In every line of the records, substitute "y-axis-label" for "y-tick-label" and keep everything else the same. Leave the pictures out of your answer.

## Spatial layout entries

──────────────────────────────

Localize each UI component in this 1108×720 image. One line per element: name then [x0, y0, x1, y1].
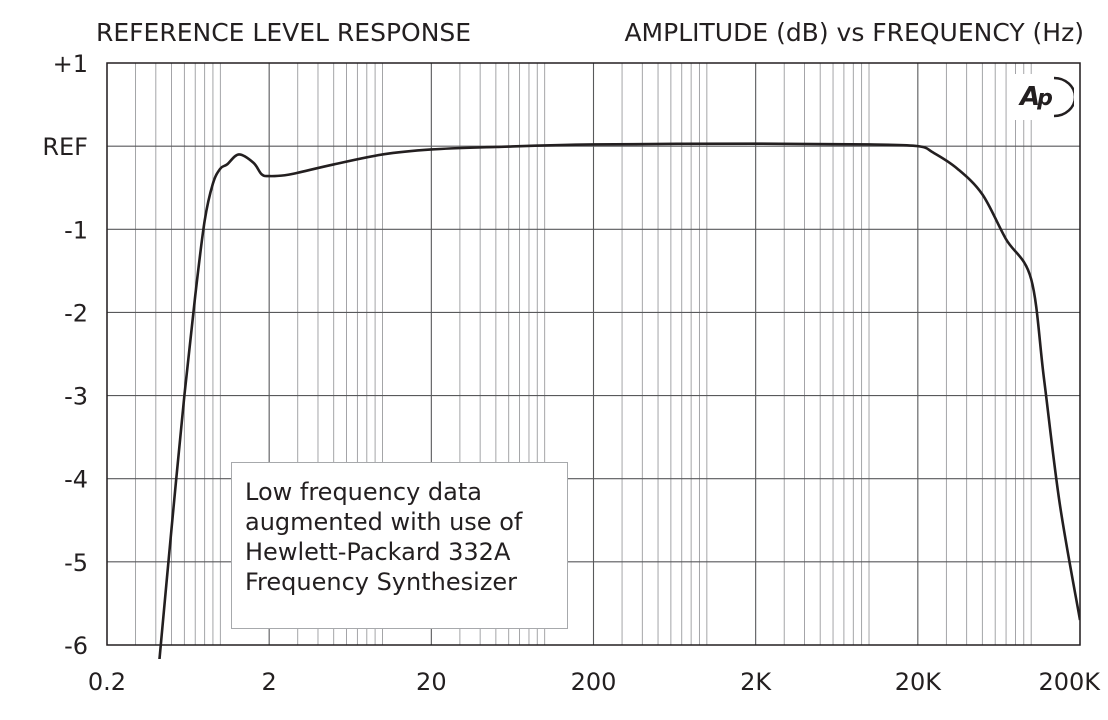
y-tick-label: -6: [64, 632, 88, 660]
annotation-box: Low frequency data augmented with use of…: [231, 462, 568, 629]
x-tick-label: 2K: [740, 668, 772, 696]
y-tick-label: -4: [64, 466, 88, 494]
y-tick-label: -1: [64, 216, 88, 244]
y-tick-label: -3: [64, 383, 88, 411]
chart-axis-description: AMPLITUDE (dB) vs FREQUENCY (Hz): [624, 18, 1084, 47]
y-axis-tick-labels: +1 REF -1 -2 -3 -4 -5 -6: [42, 50, 88, 660]
x-tick-label: 20: [416, 668, 447, 696]
annotation-line-4: Frequency Synthesizer: [245, 568, 518, 596]
annotation-line-3: Hewlett-Packard 332A: [245, 538, 511, 566]
x-axis-tick-labels: 0.2 2 20 200 2K 20K 200K: [88, 668, 1101, 696]
y-tick-label: -2: [64, 299, 88, 327]
y-tick-label: REF: [42, 133, 88, 161]
x-tick-label: 2: [262, 668, 277, 696]
annotation-line-2: augmented with use of: [245, 508, 523, 536]
y-tick-label: +1: [53, 50, 88, 78]
ap-logo: Ap: [1012, 74, 1077, 120]
x-tick-label: 20K: [895, 668, 943, 696]
x-tick-label: 200K: [1038, 668, 1101, 696]
chart-title: REFERENCE LEVEL RESPONSE: [96, 18, 472, 47]
y-tick-label: -5: [64, 549, 88, 577]
svg-text:Ap: Ap: [1018, 82, 1052, 112]
annotation-line-1: Low frequency data: [245, 478, 482, 506]
x-tick-label: 0.2: [88, 668, 126, 696]
x-tick-label: 200: [571, 668, 617, 696]
plot-frame: [106, 62, 1081, 646]
response-curve: [158, 142, 1080, 659]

──────────────────────────────

## Response to this exercise
Localize each UI component in this 1108×720 image. One line per element: name then [x0, y0, x1, y1].
y-axis-label: -6: [64, 632, 88, 660]
annotation-box: Low frequency data augmented with use of…: [231, 462, 568, 629]
x-tick-label: 2K: [740, 668, 772, 696]
y-axis-label: -4: [64, 466, 88, 494]
y-axis-label: -1: [64, 216, 88, 244]
y-axis-label: -3: [64, 383, 88, 411]
chart-axis-description: AMPLITUDE (dB) vs FREQUENCY (Hz): [624, 18, 1084, 47]
y-axis-tick-labels: +1 REF -1 -2 -3 -4 -5 -6: [42, 50, 88, 660]
x-tick-label: 20: [416, 668, 447, 696]
annotation-line-4: Frequency Synthesizer: [245, 568, 518, 596]
annotation-line-3: Hewlett-Packard 332A: [245, 538, 511, 566]
x-axis-tick-labels: 0.2 2 20 200 2K 20K 200K: [88, 668, 1101, 696]
y-axis-label: -2: [64, 299, 88, 327]
y-axis-label: REF: [42, 133, 88, 161]
x-tick-label: 2: [262, 668, 277, 696]
annotation-line-2: augmented with use of: [245, 508, 523, 536]
y-axis-label: +1: [53, 50, 88, 78]
ap-logo: Ap: [1012, 74, 1077, 120]
x-tick-label: 20K: [895, 668, 943, 696]
x-tick-label: 200K: [1038, 668, 1101, 696]
chart-title: REFERENCE LEVEL RESPONSE: [96, 18, 472, 47]
y-axis-label: -5: [64, 549, 88, 577]
svg-text:Ap: Ap: [1018, 82, 1052, 112]
annotation-line-1: Low frequency data: [245, 478, 482, 506]
x-tick-label: 0.2: [88, 668, 126, 696]
x-tick-label: 200: [571, 668, 617, 696]
plot-frame: [106, 62, 1081, 646]
response-curve: [158, 142, 1080, 659]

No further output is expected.